GESTELLTE AUFGABEN:
- A) Beantworte anhand des Textes über die Nächstenliebe diese Fragen:
(i) In wem erblicken wir das Bild dessen, der uns zuerst geliebt hat?
(ii) An welchen drei Stücken wird diese Liebe offenbar?
(iii) Was ist nicht imstande, diese Liebe auszulöschen?
- B) Stimmen diese Aussagen mit dem Text über die Nächstenliebe überein? Antworte jeweils mit Ja oder Nein und zitiere die entscheidenden Worte.
(i) Die Gebote Jesu sind schwer.
(ii) Wer einem anderen Mut macht, bekommt selbst Mut.
(iii) Wir haben den, der uns zuerst geliebt hat, mit unseren Augen gesehen.

ZITIERTER TEXT:
Wo erblicken wir nun aber das Bild dessen, der uns zuerst und so hoch geliebt hat? Ich meine: in den Brüdern! ich meine: in den Schwestern! ich meine: in den Nächsten! Da kommt die Liebe auf die Probe; hier ist der Probierstein, ob man von dem Herrn wahrhaftig geliebt ist. Des Herrn Jesu Gebote sind nicht schwer. (1. Joh. 5,3.) Das hat er selbst gesagt, und das ist auch wahr; denn es geht bestimmt ganz von selbst: „Liebt Er mich, so liebe ich dich, mein Bruder, meine Schwester!“ Diese Liebe ist ein wunderbarer Rückschlag der ewigen himmlischen Liebe. Wir haben den, der uns zuerst geliebt hat, nicht mit unseren Augen gesehen, aber wir können ihn doch tagtäglich sehen in unserem Nächsten, im Bruder, in der Schwester. Sie tragen sein Bild. Hat man nun Teil an der Liebe des Herrn und sieht man sein Bild, so kann man nicht anders als wieder lieben; und diese Liebe wird an drei Stücken offenbar: 1) dass man freigebig ist; 2) dass man tröstet und immerdar Salbe für die Wunden bereit hat; und 3) dass man sich gegenseitig Mut macht.

Ich sage also: Wo man liebt, da ist man freigebig, da tröstet man, da macht man sich gegenseitig Mut. Man kommt nicht, um von dem anderen etwas zu holen; man will von dem anderen nichts haben, sondern man ist so reich, so reich, dass man mit Geben nicht aufhören kann. Man sucht nicht so sehr für sich selbst Trost, vielmehr sucht man seinen Trost darin, dass der andere getröstet worden ist; und während man einem anderen in seiner Bangigkeit Mut macht, bekommt man selbst Mut.

Das sind nun nicht etwa an die Wand gemalte Puppen, sondern wo das eine wahr ist, da ist das andere auch wahr; wo man von dem Herrn geliebt ist, da liebt man wieder; und wo man ewig geliebt wird, da liebt man ewig. Alles Leiden und alle Not kann diese Liebe nicht aufheben; alle Feindschaft und Bitterkeit, aller Hass und alle Verkehrtheit sind nicht imstande, diese Liebe auszulöschen. (Hohel. 8,6.7.) Darum hat der Herr Jesus zu seinen Jüngern gesagt: „Daran wird man erkennen, dass ihr meine Jünger seid, so ihr Liebe unter einander habt“ (Joh. 13,35).

GESAMMELTE DATEN:
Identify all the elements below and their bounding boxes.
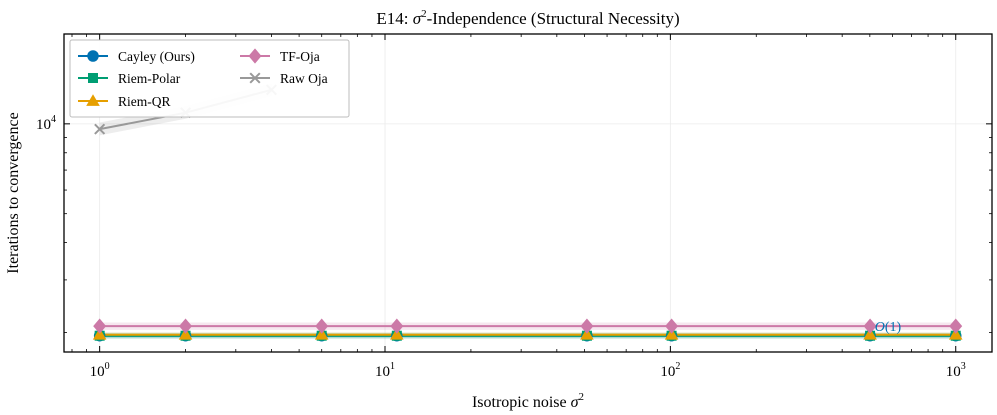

VOLLSTÄNDIGE ANTWORTEN:
- A)
(i) In den Brüdern, in den Schwestern und in den Nächsten.
(ii) Man ist freigebig, man tröstet und hat immerdar Salbe für die Wunden bereit, und man macht sich gegenseitig Mut.
(iii) Alle Feindschaft und Bitterkeit, aller Hass und alle Verkehrtheit.

- B)
(i) Nein: „Des Herrn Jesu Gebote sind nicht schwer.“
(ii) Ja: „während man einem anderen in seiner Bangigkeit Mut macht, bekommt man selbst Mut.“
(iii) Nein: „Wir haben den, der uns zuerst geliebt hat, nicht mit unseren Augen gesehen“.